◆ The request:
Count how many lines include "name" and answer with that number only.

## begin

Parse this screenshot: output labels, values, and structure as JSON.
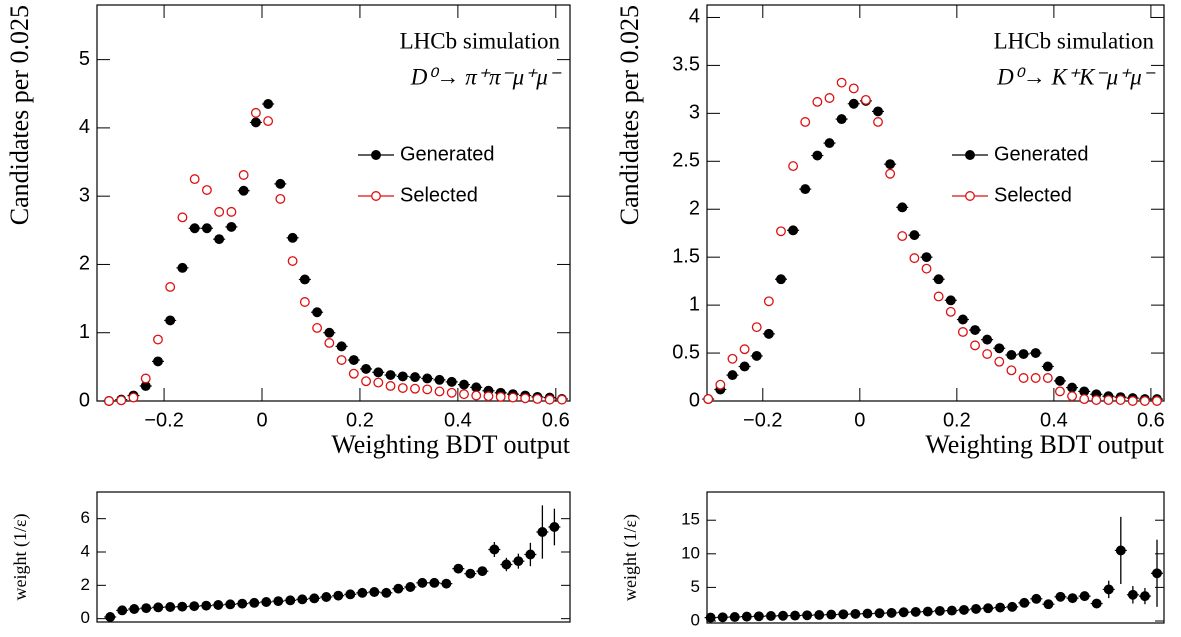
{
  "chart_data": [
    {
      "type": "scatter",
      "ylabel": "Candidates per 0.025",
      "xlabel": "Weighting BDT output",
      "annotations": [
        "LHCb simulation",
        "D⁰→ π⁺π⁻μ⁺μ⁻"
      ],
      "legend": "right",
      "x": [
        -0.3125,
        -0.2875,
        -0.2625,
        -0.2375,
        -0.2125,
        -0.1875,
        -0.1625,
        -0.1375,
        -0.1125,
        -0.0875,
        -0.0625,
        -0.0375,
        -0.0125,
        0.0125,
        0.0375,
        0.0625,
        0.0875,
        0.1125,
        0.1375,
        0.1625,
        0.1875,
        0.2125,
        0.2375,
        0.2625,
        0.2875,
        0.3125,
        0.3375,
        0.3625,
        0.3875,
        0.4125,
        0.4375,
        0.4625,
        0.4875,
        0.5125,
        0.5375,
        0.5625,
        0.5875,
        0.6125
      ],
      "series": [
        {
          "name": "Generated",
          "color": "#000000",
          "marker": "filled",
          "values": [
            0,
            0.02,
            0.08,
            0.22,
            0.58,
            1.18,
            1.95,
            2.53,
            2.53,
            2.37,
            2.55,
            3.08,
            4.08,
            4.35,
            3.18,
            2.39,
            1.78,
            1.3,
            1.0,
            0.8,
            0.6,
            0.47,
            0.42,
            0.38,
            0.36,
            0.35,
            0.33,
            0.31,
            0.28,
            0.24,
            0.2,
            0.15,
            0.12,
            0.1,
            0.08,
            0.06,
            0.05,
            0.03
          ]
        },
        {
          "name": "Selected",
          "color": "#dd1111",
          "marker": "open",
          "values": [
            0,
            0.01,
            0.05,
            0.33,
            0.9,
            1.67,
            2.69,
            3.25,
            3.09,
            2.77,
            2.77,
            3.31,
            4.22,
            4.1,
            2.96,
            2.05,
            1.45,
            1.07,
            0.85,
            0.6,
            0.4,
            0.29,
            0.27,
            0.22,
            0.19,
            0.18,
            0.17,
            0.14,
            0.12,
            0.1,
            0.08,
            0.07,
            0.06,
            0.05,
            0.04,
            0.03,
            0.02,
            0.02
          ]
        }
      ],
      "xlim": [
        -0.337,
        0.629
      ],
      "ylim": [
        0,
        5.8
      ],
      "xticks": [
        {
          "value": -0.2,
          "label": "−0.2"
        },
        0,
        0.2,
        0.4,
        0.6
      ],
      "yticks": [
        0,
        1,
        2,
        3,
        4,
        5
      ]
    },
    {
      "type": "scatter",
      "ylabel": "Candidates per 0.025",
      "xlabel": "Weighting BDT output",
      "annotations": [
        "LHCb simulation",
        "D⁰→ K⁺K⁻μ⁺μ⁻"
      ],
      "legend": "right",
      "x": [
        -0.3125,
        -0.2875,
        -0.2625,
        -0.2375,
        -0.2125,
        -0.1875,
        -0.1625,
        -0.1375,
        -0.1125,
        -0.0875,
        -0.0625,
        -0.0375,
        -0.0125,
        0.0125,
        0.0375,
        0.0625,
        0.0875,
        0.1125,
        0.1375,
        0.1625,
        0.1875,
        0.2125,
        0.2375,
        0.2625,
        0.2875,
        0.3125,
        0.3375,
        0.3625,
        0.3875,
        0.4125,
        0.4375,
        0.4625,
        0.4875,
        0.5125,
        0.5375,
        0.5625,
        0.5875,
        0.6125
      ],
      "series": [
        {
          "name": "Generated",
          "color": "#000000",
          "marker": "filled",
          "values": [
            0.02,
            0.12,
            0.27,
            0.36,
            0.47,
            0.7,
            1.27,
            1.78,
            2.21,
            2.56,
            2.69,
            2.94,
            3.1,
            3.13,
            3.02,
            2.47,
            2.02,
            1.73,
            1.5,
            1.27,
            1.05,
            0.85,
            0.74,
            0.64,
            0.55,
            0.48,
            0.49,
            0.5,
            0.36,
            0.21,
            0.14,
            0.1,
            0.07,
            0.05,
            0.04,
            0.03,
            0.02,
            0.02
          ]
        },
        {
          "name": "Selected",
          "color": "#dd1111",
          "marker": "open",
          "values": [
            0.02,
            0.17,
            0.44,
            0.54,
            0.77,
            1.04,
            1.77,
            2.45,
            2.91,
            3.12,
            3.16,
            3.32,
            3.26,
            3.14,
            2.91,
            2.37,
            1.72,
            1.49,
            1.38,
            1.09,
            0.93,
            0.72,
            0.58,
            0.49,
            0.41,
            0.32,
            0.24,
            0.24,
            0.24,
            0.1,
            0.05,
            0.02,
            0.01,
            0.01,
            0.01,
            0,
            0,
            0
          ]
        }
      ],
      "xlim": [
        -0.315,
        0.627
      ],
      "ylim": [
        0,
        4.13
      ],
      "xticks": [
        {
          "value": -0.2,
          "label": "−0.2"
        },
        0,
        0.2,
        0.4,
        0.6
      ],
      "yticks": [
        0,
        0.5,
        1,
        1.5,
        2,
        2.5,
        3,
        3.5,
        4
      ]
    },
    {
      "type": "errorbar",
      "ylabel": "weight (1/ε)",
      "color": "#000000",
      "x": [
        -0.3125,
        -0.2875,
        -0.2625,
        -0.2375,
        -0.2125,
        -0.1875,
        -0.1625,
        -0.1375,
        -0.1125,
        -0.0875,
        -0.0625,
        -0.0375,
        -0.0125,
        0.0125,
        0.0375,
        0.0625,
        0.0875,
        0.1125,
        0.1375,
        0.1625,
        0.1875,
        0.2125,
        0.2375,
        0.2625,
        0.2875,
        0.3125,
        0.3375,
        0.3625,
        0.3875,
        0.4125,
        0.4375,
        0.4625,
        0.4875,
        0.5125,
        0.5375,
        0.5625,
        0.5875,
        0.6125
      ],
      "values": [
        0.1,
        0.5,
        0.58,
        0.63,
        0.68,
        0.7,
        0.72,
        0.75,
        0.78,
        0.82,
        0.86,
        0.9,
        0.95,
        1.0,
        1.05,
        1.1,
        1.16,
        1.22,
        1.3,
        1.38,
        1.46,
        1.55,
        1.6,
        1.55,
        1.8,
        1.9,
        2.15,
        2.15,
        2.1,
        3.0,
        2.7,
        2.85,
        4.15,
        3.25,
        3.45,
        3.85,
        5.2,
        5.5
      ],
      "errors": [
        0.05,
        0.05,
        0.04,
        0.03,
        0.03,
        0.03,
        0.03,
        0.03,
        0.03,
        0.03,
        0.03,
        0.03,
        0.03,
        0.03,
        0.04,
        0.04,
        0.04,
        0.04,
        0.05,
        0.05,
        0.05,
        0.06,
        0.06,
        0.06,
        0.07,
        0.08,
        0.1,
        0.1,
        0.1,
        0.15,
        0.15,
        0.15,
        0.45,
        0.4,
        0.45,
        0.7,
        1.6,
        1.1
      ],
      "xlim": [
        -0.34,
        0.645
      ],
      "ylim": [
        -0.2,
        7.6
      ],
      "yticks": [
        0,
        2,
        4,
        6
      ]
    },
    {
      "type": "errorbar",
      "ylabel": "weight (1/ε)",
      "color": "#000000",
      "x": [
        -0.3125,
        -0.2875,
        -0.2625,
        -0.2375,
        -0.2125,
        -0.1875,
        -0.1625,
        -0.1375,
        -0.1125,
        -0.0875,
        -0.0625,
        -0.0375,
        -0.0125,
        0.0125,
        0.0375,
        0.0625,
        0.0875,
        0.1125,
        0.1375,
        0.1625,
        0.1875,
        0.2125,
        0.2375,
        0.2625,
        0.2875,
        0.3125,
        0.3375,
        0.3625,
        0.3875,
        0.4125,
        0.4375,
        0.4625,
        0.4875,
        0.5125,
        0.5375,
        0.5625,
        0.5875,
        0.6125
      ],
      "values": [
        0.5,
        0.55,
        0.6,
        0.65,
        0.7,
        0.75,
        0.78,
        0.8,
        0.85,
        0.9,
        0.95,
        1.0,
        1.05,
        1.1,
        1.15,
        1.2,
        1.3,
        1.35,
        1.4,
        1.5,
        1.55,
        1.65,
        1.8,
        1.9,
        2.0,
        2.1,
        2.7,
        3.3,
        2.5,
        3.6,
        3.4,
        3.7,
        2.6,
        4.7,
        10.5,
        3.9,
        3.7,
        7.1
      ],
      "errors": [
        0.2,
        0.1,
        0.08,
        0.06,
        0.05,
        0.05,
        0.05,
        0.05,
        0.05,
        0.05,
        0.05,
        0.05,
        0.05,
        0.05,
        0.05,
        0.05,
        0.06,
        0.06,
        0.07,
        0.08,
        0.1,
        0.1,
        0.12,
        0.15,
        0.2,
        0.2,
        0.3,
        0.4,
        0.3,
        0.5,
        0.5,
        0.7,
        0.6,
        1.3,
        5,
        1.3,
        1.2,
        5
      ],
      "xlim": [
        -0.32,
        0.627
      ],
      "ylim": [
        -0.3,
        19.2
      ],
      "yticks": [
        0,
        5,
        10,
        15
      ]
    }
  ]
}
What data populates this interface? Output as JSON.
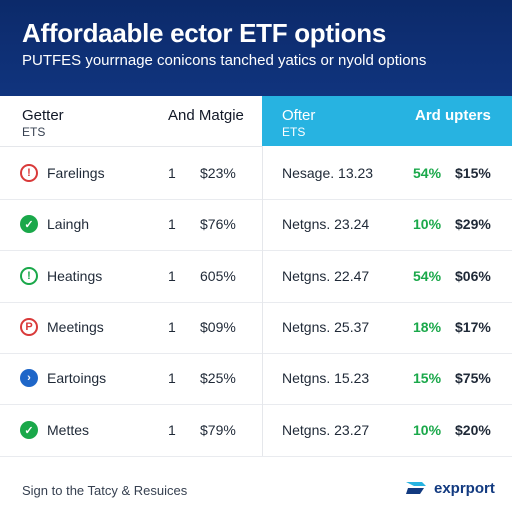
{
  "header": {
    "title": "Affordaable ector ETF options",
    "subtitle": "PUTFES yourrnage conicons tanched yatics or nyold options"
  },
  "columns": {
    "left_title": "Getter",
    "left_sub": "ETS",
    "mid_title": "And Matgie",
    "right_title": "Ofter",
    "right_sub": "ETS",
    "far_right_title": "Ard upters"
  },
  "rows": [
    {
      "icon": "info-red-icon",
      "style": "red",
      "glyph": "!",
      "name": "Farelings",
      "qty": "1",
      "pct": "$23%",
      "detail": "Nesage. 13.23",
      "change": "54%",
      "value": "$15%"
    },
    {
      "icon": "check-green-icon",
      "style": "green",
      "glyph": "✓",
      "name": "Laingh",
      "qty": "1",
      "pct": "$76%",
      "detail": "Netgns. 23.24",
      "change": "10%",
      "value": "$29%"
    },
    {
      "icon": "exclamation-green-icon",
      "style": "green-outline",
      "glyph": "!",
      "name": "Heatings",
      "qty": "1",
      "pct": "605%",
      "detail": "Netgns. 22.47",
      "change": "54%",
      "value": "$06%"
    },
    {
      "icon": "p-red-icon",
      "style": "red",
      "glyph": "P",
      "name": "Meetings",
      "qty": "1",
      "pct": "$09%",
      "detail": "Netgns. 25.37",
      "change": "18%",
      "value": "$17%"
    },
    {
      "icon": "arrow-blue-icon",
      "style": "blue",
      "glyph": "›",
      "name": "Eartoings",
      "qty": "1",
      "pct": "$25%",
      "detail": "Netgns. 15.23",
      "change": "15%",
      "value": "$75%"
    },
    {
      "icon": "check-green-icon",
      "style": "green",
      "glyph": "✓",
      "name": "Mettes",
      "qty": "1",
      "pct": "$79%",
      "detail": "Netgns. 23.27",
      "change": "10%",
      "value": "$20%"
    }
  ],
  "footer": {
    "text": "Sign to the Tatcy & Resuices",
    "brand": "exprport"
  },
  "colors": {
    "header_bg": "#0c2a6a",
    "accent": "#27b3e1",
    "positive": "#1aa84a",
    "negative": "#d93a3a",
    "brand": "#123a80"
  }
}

## end

◆ Written reply:
10